■ **EJERCICIOS**
a. Según el texto sobre el cine, ¿cuánto tiempo pasó aproximadamente desde sus comienzos sin sonido hasta llegar a los flashbacks, el 3D y las bandas sonoras?
b. Retoma el texto sobre el cine y escribe cómo sigue a partir de su última frase.

■ **FRAGMENTO DE LA PÁGINA**

----------------------------------------

El cine es ese pequeño gran invento que consigue sintetizar en una pantalla todas las artes para que podamos vivir sensaciones que por una razón o por otra jamás habríamos llegado a experimentar por nosotros mismos.
Como todo lo bueno, el cine, tal y como lo conocemos hoy, es fruto de la evolución. Comenzó careciendo de un lenguaje propio, mezclando grises y sin emitir sonido alguno, para llegar, unos cien años después, a un mundo de flashbacks, fundidos a negro y elipsis, en un cuestionable 3D a todo color y con bandas sonoras que impregnan las escenas de matices con los que los Lumière no habrían soñado jamás.
Comparando el incio y el final es fácil percibir el contraste, pero si nos paramos a pensar podemos ver que llevamos décadas sin grandes innovaciones, quitando el ya mencionado 3D que no engaña a nadie. Así pues cabe preguntarse ¿está todo inventado en el cine?

----------------------------------------

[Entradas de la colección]
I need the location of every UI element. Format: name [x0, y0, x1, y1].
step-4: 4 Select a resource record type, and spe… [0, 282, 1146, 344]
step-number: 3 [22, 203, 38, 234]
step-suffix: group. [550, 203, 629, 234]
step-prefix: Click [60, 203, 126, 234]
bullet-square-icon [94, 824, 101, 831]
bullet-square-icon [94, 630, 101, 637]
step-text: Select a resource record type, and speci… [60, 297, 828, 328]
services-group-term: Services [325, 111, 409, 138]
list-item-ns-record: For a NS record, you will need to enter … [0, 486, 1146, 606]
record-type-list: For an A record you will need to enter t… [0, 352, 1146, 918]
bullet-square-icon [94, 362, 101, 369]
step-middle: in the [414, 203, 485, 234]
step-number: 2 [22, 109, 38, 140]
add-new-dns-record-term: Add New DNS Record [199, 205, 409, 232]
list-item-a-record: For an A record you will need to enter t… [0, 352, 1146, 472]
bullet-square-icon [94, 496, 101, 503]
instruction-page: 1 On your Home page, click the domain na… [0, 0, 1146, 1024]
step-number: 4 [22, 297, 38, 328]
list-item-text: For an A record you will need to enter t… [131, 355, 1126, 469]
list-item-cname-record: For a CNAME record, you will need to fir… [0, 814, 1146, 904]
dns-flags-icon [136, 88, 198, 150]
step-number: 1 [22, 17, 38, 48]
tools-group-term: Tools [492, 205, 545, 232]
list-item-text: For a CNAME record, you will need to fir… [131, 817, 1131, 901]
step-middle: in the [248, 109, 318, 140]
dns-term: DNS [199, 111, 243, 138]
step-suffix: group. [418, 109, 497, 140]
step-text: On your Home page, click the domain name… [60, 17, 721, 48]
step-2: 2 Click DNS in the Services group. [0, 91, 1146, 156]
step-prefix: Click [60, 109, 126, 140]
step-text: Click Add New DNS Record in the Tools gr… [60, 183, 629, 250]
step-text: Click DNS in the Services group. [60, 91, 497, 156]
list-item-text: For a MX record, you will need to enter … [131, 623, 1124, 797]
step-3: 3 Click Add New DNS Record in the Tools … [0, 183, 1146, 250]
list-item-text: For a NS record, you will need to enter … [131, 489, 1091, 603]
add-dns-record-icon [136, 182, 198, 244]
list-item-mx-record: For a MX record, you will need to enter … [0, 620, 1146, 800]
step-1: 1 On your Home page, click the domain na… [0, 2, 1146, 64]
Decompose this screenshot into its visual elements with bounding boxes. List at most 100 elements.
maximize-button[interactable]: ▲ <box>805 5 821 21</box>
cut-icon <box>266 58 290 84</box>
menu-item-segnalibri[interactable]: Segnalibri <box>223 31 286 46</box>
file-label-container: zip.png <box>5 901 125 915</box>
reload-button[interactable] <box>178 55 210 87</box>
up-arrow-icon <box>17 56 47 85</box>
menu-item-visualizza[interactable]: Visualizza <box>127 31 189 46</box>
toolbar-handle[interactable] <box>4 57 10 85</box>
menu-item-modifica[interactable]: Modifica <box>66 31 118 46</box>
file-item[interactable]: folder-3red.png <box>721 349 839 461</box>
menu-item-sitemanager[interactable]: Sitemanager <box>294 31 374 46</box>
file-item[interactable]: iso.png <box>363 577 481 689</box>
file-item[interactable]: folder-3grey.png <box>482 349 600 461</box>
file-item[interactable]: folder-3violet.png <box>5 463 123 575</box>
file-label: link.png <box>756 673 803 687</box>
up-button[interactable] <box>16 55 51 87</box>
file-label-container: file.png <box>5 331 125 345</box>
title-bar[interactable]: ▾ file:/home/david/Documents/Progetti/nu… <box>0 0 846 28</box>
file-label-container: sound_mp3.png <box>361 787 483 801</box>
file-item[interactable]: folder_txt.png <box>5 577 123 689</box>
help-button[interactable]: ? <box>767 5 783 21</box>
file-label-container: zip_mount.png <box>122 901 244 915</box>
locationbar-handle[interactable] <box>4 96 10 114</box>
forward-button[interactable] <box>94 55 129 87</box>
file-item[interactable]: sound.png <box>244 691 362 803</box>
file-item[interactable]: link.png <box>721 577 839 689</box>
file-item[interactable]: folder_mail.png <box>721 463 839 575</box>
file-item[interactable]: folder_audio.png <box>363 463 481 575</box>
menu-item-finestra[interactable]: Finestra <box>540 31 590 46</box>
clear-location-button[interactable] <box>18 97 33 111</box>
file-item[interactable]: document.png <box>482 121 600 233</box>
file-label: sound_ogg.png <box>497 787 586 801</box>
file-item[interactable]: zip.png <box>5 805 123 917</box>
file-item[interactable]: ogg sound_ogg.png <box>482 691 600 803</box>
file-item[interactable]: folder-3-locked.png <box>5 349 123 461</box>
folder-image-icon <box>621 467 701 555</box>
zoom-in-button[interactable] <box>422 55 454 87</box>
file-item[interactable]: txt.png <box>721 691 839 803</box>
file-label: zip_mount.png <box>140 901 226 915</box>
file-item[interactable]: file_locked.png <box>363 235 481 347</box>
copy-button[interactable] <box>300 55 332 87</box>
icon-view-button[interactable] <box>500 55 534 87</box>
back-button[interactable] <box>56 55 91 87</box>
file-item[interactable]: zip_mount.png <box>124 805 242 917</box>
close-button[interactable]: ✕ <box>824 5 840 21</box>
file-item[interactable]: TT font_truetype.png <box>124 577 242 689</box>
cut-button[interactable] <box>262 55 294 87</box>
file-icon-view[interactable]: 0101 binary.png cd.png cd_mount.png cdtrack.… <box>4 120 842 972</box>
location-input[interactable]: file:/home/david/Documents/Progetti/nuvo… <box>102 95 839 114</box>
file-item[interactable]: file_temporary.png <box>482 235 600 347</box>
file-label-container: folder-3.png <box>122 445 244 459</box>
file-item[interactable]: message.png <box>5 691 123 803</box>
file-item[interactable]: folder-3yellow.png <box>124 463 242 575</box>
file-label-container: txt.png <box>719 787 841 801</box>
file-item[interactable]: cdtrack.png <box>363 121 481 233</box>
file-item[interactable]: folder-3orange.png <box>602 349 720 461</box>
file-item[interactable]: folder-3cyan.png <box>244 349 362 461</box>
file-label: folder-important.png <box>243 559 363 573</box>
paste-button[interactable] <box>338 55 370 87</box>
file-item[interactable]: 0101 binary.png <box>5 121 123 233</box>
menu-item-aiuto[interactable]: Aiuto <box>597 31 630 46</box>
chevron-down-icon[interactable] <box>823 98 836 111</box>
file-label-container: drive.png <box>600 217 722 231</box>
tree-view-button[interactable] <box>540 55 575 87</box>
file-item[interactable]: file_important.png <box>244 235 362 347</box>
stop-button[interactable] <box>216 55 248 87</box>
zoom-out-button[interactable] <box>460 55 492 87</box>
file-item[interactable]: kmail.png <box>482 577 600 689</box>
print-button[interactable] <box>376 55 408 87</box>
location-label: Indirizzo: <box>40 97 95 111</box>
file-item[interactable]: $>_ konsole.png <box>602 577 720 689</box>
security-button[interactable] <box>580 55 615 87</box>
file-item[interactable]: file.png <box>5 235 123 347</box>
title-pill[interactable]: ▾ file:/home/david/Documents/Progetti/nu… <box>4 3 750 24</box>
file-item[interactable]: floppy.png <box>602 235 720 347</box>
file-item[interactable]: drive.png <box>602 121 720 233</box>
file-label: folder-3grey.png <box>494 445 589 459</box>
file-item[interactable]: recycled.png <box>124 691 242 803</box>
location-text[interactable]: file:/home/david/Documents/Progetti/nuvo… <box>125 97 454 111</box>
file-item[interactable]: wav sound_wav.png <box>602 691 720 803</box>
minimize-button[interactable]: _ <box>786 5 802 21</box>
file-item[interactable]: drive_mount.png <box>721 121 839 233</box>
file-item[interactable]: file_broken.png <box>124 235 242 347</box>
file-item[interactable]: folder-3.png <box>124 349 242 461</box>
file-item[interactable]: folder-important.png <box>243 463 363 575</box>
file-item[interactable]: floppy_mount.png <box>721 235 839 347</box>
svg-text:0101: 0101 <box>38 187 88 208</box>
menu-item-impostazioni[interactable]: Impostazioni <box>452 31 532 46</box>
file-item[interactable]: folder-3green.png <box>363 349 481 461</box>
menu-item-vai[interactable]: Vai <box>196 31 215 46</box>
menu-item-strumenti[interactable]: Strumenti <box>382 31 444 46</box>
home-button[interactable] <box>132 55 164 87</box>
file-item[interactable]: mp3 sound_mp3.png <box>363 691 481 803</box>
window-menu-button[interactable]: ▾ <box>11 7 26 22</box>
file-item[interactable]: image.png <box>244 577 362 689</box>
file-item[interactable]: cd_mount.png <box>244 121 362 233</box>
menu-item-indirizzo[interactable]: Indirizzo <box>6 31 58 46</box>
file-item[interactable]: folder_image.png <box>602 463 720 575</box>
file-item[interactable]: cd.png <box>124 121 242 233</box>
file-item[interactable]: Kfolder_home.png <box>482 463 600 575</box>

----------------------------------------

■ **RESPUESTAS**
a. Unos cien años.

b.
Imaginemos por un momento que entramos en una sala de proyección que, además de altavoces, tiene unas rejillas por las que sale el olor que el director ha querido que se corresponda con una escena. Las posibilidades son inmensas: olor a tierra mojada, al mar, el perfume de la seductora protagonista o del asesino, que sin aparecer en plano, sabemos que está en la escena, escondido, por que le olemos.
O un hipotético cine en el que nos dan cobran al entrar unos caramelos con un dispensador como los famosos Pez para ir tomando a medida que avanza la película, de forma que sus sabores se correspondan con lo que aparece en pantalla.
O que se jugase con la temperatura para hacernos pasar frío o calor según lo tenga el protagonista...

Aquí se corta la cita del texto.